-- Start --
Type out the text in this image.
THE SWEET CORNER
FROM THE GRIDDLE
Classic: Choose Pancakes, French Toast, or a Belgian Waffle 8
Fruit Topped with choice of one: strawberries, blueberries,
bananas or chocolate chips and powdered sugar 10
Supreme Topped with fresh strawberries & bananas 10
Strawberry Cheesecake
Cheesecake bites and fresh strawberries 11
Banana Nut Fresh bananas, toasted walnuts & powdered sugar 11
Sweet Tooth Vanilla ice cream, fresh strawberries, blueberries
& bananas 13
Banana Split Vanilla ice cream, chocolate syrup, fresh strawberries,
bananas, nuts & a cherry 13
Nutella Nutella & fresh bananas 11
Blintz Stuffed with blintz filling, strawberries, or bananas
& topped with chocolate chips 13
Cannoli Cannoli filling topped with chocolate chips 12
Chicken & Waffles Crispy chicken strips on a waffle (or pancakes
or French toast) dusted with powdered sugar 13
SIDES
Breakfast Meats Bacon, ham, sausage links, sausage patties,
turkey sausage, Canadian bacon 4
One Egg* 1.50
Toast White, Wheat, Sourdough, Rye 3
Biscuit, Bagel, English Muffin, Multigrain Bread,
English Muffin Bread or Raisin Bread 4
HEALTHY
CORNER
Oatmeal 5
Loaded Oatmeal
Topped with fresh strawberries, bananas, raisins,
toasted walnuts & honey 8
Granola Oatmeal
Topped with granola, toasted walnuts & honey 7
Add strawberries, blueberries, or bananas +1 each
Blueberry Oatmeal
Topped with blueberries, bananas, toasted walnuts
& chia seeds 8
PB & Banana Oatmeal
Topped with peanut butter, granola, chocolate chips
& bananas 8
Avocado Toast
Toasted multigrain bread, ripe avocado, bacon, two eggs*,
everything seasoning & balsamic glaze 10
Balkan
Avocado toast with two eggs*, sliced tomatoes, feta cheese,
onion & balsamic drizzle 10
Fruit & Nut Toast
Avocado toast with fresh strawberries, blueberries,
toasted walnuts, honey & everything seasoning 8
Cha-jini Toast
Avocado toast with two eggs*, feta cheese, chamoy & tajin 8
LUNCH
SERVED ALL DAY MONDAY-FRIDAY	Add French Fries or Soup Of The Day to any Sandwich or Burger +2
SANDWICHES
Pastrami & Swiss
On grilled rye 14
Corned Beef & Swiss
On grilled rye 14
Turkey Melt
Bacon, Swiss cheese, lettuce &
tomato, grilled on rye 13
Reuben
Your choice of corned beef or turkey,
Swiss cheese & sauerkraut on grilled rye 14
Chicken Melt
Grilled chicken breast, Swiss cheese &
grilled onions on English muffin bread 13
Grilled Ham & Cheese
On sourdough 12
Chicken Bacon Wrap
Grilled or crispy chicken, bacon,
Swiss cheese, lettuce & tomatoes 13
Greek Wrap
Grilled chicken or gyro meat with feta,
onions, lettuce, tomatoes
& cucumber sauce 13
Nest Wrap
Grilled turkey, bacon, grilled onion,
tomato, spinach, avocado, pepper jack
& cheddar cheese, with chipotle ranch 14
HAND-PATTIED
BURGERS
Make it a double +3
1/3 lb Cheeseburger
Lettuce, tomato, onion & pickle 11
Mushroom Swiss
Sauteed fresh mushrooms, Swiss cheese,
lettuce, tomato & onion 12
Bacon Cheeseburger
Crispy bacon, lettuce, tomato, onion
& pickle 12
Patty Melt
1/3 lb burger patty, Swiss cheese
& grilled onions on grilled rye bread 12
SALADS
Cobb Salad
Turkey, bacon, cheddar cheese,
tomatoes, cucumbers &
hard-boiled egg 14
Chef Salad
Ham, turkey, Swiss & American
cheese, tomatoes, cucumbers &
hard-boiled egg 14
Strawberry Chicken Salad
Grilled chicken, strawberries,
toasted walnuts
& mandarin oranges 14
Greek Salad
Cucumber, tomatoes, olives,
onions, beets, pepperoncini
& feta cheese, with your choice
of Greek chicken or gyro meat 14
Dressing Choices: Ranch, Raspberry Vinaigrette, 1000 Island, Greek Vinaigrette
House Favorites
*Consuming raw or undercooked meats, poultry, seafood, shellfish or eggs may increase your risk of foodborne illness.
-- End --
--- Work to complete ---
All of the data must be returned exactly.

--- Worked answer ---
Type out the text in this image.
THE SWEET CORNER
FROM THE GRIDDLE
Classic: Choose Pancakes, French Toast, or a Belgian Waffle 8
Fruit Topped with choice of one: strawberries, blueberries,
bananas or chocolate chips and powdered sugar 10
Supreme Topped with fresh strawberries & bananas 10
Strawberry Cheesecake
Cheesecake bites and fresh strawberries 11
Banana Nut Fresh bananas, toasted walnuts & powdered sugar 11
Sweet Tooth Vanilla ice cream, fresh strawberries, blueberries
& bananas 13
Banana Split Vanilla ice cream, chocolate syrup, fresh strawberries,
bananas, nuts & a cherry 13
Nutella Nutella & fresh bananas 11
Blintz Stuffed with blintz filling, strawberries, or bananas
& topped with chocolate chips 13
Cannoli Cannoli filling topped with chocolate chips 12
Chicken & Waffles Crispy chicken strips on a waffle (or pancakes
or French toast) dusted with powdered sugar 13
SIDES
Breakfast Meats Bacon, ham, sausage links, sausage patties,
turkey sausage, Canadian bacon 4
One Egg* 1.50
Toast White, Wheat, Sourdough, Rye 3
Biscuit, Bagel, English Muffin, Multigrain Bread,
English Muffin Bread or Raisin Bread 4
HEALTHY
CORNER
Oatmeal 5
Loaded Oatmeal
Topped with fresh strawberries, bananas, raisins,
toasted walnuts & honey 8
Granola Oatmeal
Topped with granola, toasted walnuts & honey 7
Add strawberries, blueberries, or bananas +1 each
Blueberry Oatmeal
Topped with blueberries, bananas, toasted walnuts
& chia seeds 8
PB & Banana Oatmeal
Topped with peanut butter, granola, chocolate chips
& bananas 8
Avocado Toast
Toasted multigrain bread, ripe avocado, bacon, two eggs*,
everything seasoning & balsamic glaze 10
Balkan
Avocado toast with two eggs*, sliced tomatoes, feta cheese,
onion & balsamic drizzle 10
Fruit & Nut Toast
Avocado toast with fresh strawberries, blueberries,
toasted walnuts, honey & everything seasoning 8
Cha-jini Toast
Avocado toast with two eggs*, feta cheese, chamoy & tajin 8
LUNCH
SERVED ALL DAY MONDAY-FRIDAY	Add French Fries or Soup Of The Day to any Sandwich or Burger +2
SANDWICHES
Pastrami & Swiss
On grilled rye 14
Corned Beef & Swiss
On grilled rye 14
Turkey Melt
Bacon, Swiss cheese, lettuce &
tomato, grilled on rye 13
Reuben
Your choice of corned beef or turkey,
Swiss cheese & sauerkraut on grilled rye 14
Chicken Melt
Grilled chicken breast, Swiss cheese &
grilled onions on English muffin bread 13
Grilled Ham & Cheese
On sourdough 12
Chicken Bacon Wrap
Grilled or crispy chicken, bacon,
Swiss cheese, lettuce & tomatoes 13
Greek Wrap
Grilled chicken or gyro meat with feta,
onions, lettuce, tomatoes
& cucumber sauce 13
Nest Wrap
Grilled turkey, bacon, grilled onion,
tomato, spinach, avocado, pepper jack
& cheddar cheese, with chipotle ranch 14
HAND-PATTIED
BURGERS
Make it a double +3
1/3 lb Cheeseburger
Lettuce, tomato, onion & pickle 11
Mushroom Swiss
Sauteed fresh mushrooms, Swiss cheese,
lettuce, tomato & onion 12
Bacon Cheeseburger
Crispy bacon, lettuce, tomato, onion
& pickle 12
Patty Melt
1/3 lb burger patty, Swiss cheese
& grilled onions on grilled rye bread 12
SALADS
Cobb Salad
Turkey, bacon, cheddar cheese,
tomatoes, cucumbers &
hard-boiled egg 14
Chef Salad
Ham, turkey, Swiss & American
cheese, tomatoes, cucumbers &
hard-boiled egg 14
Strawberry Chicken Salad
Grilled chicken, strawberries,
toasted walnuts
& mandarin oranges 14
Greek Salad
Cucumber, tomatoes, olives,
onions, beets, pepperoncini
& feta cheese, with your choice
of Greek chicken or gyro meat 14
Dressing Choices: Ranch, Raspberry Vinaigrette, 1000 Island, Greek Vinaigrette
House Favorites
*Consuming raw or undercooked meats, poultry, seafood, shellfish or eggs may increase your risk of foodborne illness.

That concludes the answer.